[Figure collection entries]
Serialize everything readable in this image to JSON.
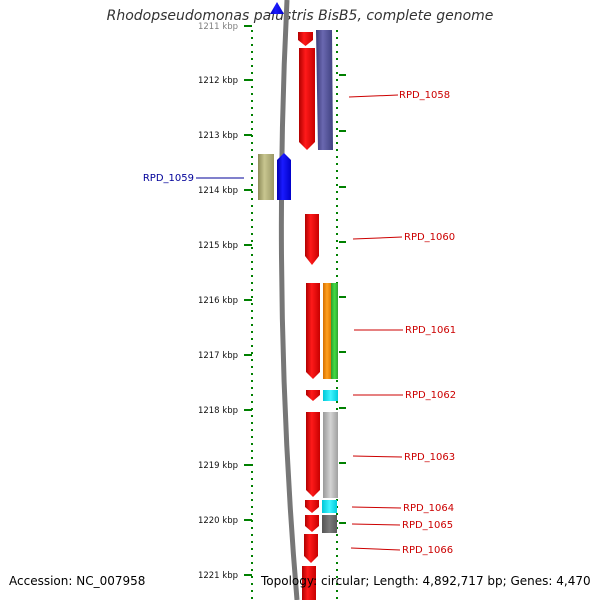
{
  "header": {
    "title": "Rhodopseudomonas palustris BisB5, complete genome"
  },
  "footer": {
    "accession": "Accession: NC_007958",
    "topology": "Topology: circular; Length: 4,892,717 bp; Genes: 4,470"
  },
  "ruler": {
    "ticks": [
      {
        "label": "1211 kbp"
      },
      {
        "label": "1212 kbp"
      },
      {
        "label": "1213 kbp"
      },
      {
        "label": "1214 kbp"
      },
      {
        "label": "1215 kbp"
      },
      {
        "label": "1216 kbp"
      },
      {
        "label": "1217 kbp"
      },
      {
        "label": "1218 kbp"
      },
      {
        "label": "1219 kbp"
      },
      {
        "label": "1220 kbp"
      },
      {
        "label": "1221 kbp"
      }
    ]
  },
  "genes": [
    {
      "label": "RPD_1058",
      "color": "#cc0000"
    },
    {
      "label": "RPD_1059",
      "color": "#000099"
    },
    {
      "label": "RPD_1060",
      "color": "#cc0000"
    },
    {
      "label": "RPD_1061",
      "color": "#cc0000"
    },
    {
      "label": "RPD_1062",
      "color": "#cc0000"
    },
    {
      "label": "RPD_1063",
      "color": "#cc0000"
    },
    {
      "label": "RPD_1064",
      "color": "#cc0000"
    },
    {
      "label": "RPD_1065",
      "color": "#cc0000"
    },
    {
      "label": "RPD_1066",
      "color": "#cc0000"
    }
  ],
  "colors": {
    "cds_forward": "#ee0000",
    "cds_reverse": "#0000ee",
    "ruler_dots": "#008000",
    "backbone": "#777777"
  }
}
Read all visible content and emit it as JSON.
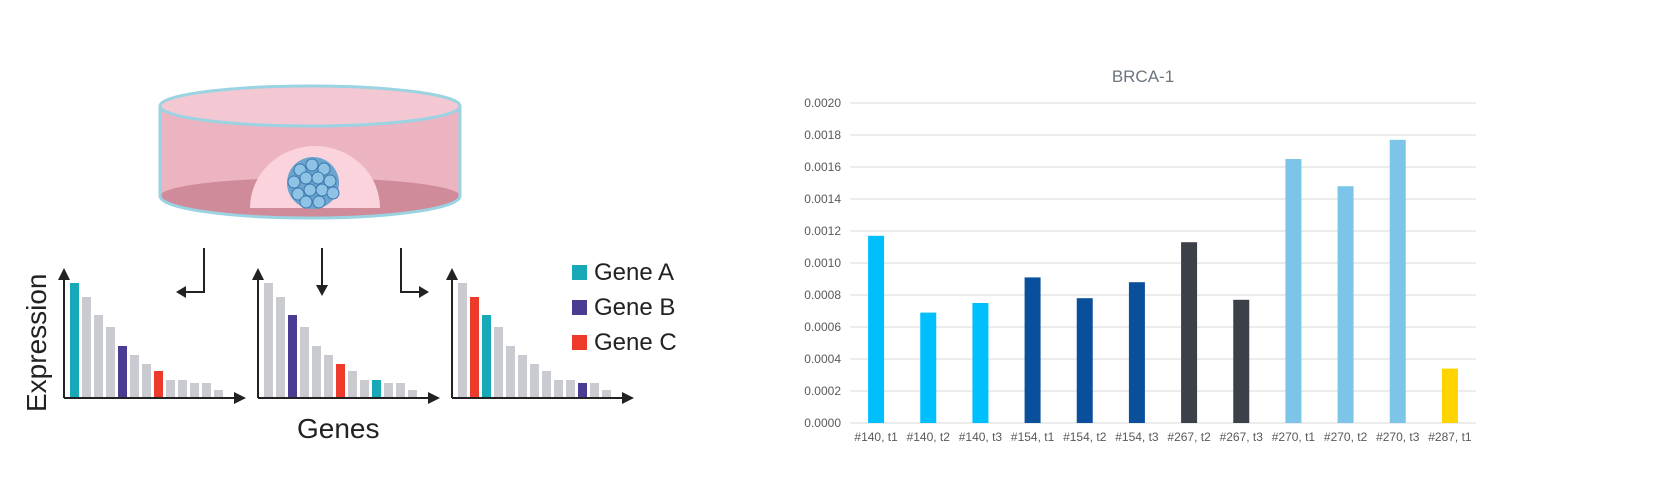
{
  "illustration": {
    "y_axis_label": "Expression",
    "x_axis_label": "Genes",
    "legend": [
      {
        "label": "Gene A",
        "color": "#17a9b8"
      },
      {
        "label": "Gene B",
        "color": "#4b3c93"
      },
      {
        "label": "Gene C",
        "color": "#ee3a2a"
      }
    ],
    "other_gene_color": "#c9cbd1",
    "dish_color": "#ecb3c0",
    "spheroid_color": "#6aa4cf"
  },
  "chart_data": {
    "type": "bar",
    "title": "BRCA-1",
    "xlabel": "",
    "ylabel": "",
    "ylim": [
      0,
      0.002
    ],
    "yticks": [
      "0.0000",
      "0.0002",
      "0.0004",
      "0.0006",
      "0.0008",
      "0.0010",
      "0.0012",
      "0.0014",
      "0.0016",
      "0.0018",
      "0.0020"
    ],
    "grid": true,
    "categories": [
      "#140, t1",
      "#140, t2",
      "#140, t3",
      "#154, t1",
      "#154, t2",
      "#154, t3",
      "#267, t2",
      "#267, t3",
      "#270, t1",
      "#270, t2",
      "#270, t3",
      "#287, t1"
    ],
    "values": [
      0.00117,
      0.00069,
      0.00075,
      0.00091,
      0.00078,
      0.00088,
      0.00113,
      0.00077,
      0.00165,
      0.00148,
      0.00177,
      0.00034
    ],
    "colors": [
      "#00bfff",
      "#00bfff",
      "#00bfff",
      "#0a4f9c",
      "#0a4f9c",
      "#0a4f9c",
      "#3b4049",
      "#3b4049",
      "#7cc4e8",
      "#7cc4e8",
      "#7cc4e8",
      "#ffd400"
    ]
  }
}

Task ▸ Repeat the preceding records exactly but drop the images.

Exercise result ▸
Serialize everything readable in this image to JSON.
{
  "header": {
    "title": "Rhodopseudomonas palustris BisB5, complete genome"
  },
  "footer": {
    "accession": "Accession: NC_007958",
    "topology": "Topology: circular; Length: 4,892,717 bp; Genes: 4,470"
  },
  "ruler": {
    "ticks": [
      {
        "label": "1211 kbp"
      },
      {
        "label": "1212 kbp"
      },
      {
        "label": "1213 kbp"
      },
      {
        "label": "1214 kbp"
      },
      {
        "label": "1215 kbp"
      },
      {
        "label": "1216 kbp"
      },
      {
        "label": "1217 kbp"
      },
      {
        "label": "1218 kbp"
      },
      {
        "label": "1219 kbp"
      },
      {
        "label": "1220 kbp"
      },
      {
        "label": "1221 kbp"
      }
    ]
  },
  "genes": [
    {
      "label": "RPD_1058",
      "color": "#cc0000"
    },
    {
      "label": "RPD_1059",
      "color": "#000099"
    },
    {
      "label": "RPD_1060",
      "color": "#cc0000"
    },
    {
      "label": "RPD_1061",
      "color": "#cc0000"
    },
    {
      "label": "RPD_1062",
      "color": "#cc0000"
    },
    {
      "label": "RPD_1063",
      "color": "#cc0000"
    },
    {
      "label": "RPD_1064",
      "color": "#cc0000"
    },
    {
      "label": "RPD_1065",
      "color": "#cc0000"
    },
    {
      "label": "RPD_1066",
      "color": "#cc0000"
    }
  ],
  "colors": {
    "cds_forward": "#ee0000",
    "cds_reverse": "#0000ee",
    "ruler_dots": "#008000",
    "backbone": "#777777"
  }
}
Read all visible content and emit it as JSON.
{
  "illustration": {
    "y_axis_label": "Expression",
    "x_axis_label": "Genes",
    "legend": [
      {
        "label": "Gene A",
        "color": "#17a9b8"
      },
      {
        "label": "Gene B",
        "color": "#4b3c93"
      },
      {
        "label": "Gene C",
        "color": "#ee3a2a"
      }
    ],
    "other_gene_color": "#c9cbd1",
    "dish_color": "#ecb3c0",
    "spheroid_color": "#6aa4cf"
  },
  "chart_data": {
    "type": "bar",
    "title": "BRCA-1",
    "xlabel": "",
    "ylabel": "",
    "ylim": [
      0,
      0.002
    ],
    "yticks": [
      "0.0000",
      "0.0002",
      "0.0004",
      "0.0006",
      "0.0008",
      "0.0010",
      "0.0012",
      "0.0014",
      "0.0016",
      "0.0018",
      "0.0020"
    ],
    "grid": true,
    "categories": [
      "#140, t1",
      "#140, t2",
      "#140, t3",
      "#154, t1",
      "#154, t2",
      "#154, t3",
      "#267, t2",
      "#267, t3",
      "#270, t1",
      "#270, t2",
      "#270, t3",
      "#287, t1"
    ],
    "values": [
      0.00117,
      0.00069,
      0.00075,
      0.00091,
      0.00078,
      0.00088,
      0.00113,
      0.00077,
      0.00165,
      0.00148,
      0.00177,
      0.00034
    ],
    "colors": [
      "#00bfff",
      "#00bfff",
      "#00bfff",
      "#0a4f9c",
      "#0a4f9c",
      "#0a4f9c",
      "#3b4049",
      "#3b4049",
      "#7cc4e8",
      "#7cc4e8",
      "#7cc4e8",
      "#ffd400"
    ]
  }
}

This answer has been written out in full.